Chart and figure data
● ● ● ●

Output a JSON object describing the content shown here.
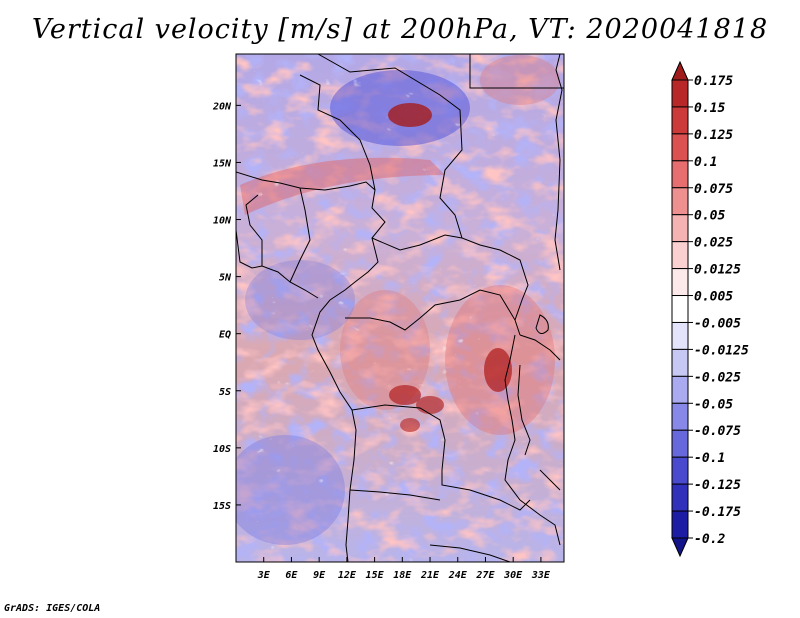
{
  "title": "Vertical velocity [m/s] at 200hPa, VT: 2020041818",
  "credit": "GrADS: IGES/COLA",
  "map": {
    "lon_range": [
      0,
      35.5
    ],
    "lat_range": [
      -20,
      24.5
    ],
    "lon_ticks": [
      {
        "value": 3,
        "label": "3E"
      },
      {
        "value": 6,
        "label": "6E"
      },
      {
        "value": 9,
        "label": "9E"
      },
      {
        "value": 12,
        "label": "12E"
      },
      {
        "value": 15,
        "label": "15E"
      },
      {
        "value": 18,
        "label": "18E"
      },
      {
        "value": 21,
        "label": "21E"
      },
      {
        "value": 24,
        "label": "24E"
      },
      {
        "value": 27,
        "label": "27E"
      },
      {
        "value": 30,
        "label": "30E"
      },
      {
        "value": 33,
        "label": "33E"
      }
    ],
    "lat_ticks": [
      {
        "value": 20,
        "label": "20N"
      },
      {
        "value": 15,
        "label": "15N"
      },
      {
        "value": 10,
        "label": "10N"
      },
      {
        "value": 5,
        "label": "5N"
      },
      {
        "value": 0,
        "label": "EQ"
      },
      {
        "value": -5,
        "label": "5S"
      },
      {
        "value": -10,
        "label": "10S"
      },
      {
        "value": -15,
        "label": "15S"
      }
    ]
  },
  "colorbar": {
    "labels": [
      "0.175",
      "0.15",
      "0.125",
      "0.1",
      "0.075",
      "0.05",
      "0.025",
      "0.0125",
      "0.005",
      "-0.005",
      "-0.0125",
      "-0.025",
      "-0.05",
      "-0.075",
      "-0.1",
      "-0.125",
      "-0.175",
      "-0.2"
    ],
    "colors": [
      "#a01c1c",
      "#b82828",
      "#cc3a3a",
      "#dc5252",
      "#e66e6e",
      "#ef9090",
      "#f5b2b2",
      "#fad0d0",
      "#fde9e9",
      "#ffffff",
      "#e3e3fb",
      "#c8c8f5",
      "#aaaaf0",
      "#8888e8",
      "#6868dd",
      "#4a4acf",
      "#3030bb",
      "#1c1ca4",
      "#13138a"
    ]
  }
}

● ● ● ●

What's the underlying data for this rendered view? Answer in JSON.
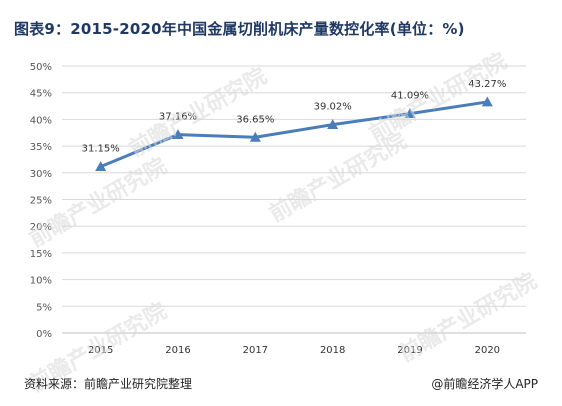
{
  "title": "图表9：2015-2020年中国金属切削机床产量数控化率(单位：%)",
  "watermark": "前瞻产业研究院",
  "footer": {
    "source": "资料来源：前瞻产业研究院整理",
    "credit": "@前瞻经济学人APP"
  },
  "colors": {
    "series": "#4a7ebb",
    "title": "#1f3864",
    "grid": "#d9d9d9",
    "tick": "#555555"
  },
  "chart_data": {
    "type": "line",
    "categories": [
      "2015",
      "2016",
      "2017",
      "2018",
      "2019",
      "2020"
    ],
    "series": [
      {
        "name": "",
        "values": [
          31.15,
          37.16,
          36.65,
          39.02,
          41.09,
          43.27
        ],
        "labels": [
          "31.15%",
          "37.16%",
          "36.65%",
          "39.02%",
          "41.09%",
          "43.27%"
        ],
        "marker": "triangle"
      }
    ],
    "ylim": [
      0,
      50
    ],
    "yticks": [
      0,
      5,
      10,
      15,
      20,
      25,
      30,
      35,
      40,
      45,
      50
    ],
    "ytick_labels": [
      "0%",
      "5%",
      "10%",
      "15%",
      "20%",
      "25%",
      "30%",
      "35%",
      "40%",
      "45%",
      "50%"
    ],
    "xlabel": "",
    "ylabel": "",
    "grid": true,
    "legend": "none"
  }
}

● ● ● ●

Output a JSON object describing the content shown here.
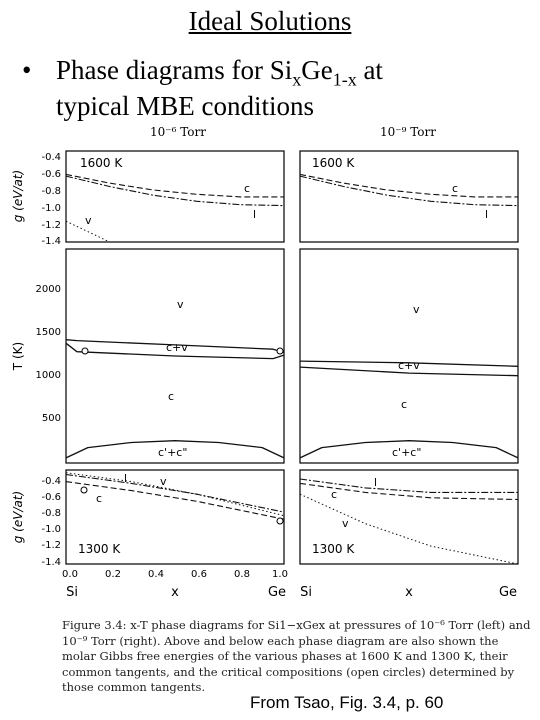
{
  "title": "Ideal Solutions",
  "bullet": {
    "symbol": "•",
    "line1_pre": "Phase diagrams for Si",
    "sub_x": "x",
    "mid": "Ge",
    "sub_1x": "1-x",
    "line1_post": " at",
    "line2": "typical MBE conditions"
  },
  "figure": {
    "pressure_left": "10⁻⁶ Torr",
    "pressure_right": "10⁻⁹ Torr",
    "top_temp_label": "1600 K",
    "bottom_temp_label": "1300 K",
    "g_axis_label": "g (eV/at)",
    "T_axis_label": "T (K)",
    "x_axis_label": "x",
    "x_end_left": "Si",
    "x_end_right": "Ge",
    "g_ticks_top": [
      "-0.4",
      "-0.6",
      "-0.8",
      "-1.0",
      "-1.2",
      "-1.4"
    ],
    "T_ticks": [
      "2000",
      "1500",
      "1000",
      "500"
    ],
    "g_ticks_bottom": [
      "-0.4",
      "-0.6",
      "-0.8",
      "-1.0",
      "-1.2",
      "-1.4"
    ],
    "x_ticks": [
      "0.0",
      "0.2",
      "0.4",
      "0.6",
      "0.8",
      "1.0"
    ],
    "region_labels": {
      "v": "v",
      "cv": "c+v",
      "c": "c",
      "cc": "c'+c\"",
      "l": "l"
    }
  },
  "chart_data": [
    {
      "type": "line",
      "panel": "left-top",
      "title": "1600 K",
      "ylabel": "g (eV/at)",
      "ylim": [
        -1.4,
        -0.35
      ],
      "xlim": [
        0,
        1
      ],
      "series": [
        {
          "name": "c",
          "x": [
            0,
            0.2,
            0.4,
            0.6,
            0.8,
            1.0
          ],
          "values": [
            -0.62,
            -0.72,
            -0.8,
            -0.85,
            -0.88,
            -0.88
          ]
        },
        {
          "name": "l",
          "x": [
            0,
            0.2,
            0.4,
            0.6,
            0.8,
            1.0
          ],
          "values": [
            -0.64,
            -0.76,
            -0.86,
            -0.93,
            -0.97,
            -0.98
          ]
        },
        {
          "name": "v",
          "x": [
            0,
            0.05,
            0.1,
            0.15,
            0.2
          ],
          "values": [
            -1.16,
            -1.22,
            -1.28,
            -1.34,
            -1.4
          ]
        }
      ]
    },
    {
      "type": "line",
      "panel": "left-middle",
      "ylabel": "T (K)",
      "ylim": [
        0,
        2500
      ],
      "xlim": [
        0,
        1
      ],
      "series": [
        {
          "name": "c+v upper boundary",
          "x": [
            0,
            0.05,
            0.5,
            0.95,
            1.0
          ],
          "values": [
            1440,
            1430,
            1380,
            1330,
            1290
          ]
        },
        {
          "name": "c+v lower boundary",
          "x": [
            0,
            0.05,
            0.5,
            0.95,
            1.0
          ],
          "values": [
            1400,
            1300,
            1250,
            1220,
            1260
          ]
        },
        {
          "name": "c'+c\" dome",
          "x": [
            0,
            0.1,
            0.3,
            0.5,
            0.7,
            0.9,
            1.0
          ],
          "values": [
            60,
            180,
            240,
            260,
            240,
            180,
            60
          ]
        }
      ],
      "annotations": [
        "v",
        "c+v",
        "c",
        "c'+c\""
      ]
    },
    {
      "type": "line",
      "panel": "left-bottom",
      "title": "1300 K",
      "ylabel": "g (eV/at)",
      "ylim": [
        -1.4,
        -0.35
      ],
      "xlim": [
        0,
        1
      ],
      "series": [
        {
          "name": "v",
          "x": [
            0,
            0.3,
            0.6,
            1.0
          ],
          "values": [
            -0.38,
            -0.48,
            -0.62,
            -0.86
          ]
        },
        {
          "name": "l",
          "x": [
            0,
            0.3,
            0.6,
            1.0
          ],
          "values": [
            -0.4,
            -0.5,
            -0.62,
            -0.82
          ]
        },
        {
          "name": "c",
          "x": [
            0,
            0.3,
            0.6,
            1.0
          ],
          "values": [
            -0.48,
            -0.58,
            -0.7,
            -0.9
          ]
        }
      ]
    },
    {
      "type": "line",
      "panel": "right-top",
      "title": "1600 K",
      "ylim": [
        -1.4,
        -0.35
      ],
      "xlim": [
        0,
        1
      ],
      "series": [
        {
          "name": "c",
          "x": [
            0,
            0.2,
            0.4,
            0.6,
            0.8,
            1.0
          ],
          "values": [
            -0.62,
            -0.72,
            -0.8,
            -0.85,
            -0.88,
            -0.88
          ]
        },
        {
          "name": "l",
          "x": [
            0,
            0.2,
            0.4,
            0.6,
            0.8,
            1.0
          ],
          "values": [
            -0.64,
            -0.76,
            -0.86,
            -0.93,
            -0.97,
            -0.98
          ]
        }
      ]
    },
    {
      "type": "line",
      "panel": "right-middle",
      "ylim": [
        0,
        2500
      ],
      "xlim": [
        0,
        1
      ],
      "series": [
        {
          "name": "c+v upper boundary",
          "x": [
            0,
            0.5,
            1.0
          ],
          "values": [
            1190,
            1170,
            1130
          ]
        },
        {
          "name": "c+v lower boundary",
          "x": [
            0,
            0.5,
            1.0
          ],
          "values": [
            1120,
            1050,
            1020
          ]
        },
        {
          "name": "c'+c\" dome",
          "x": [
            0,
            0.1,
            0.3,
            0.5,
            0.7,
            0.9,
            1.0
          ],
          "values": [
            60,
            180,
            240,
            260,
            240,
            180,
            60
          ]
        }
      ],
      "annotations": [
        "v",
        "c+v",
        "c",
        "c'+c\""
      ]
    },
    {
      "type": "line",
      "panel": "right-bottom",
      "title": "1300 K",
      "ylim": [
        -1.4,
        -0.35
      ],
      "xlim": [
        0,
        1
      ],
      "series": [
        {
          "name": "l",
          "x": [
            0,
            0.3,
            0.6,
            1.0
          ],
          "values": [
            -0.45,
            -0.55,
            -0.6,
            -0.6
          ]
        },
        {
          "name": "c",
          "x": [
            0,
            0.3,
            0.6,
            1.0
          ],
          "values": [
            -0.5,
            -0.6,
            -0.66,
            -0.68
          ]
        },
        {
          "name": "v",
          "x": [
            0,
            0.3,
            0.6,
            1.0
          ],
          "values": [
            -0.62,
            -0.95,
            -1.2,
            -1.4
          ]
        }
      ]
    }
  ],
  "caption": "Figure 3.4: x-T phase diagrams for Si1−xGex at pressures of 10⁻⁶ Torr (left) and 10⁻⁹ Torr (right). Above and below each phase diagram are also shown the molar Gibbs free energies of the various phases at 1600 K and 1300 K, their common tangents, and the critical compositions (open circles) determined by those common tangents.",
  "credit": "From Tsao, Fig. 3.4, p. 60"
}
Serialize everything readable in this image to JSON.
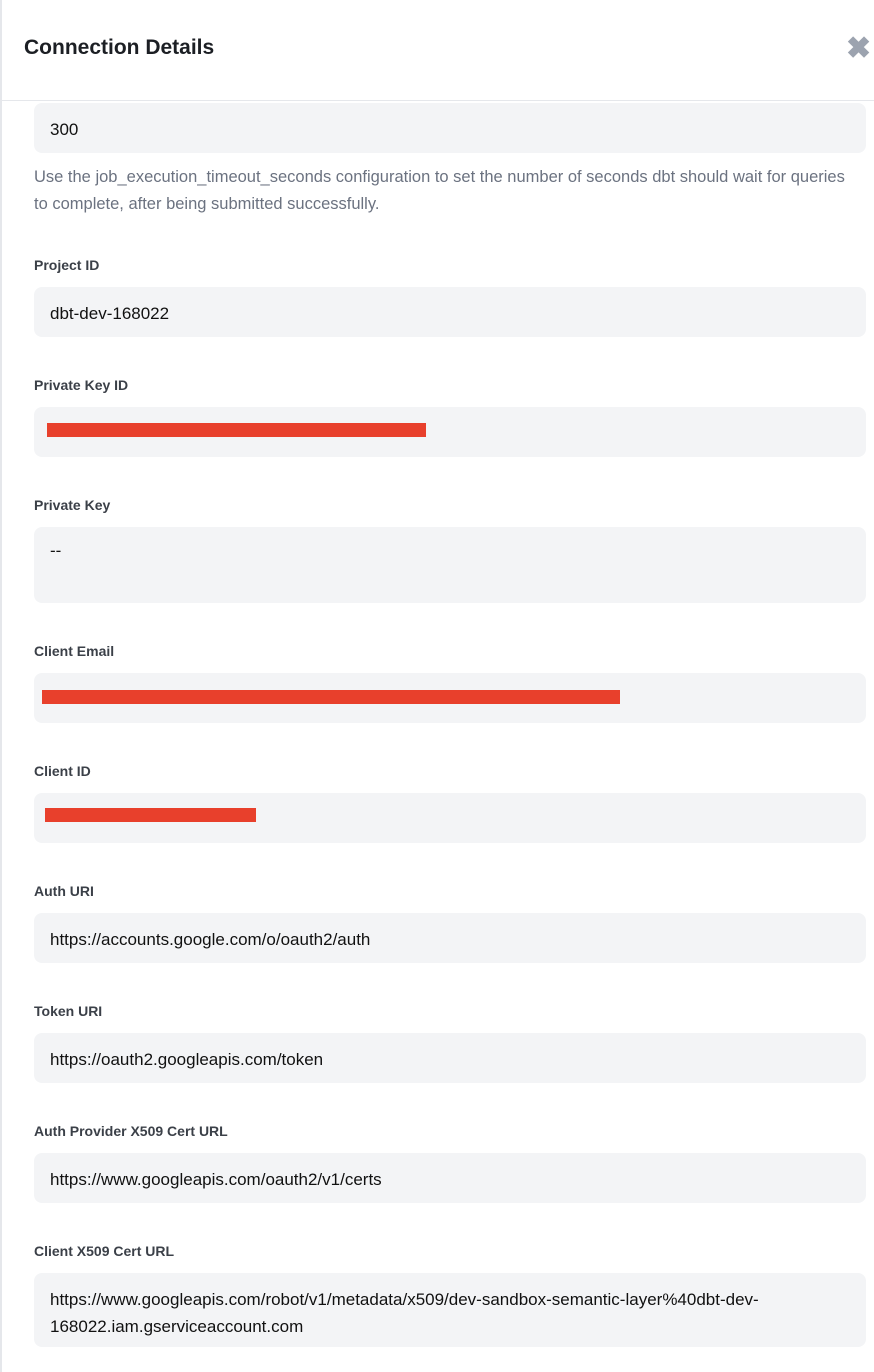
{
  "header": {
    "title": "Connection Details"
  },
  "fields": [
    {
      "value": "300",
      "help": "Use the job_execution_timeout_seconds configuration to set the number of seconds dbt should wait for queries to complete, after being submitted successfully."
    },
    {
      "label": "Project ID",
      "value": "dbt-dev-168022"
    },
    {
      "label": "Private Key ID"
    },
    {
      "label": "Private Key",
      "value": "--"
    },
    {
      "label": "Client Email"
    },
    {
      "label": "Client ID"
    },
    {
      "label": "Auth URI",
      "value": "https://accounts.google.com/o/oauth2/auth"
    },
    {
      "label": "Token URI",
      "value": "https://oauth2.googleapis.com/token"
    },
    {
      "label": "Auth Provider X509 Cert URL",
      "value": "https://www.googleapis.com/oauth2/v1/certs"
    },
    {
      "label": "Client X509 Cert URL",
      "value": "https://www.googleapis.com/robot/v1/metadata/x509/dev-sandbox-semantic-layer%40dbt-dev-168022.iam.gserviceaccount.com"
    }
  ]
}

● ● ● ●

Copy all lines of the listing above that contain the string "diagrams".

> _Exercise answer_
    "line1_pre": "Phase diagrams for Si",
  "caption": "Figure 3.4: x-T phase diagrams for Si1−xGex at pressures of 10⁻⁶ Torr (left) and 10⁻⁹ Torr (right). Above and below each phase diagram are also shown the molar Gibbs free energies of the various phases at 1600 K and 1300 K, their common tangents, and the critical compositions (open circles) determined by those common tangents.",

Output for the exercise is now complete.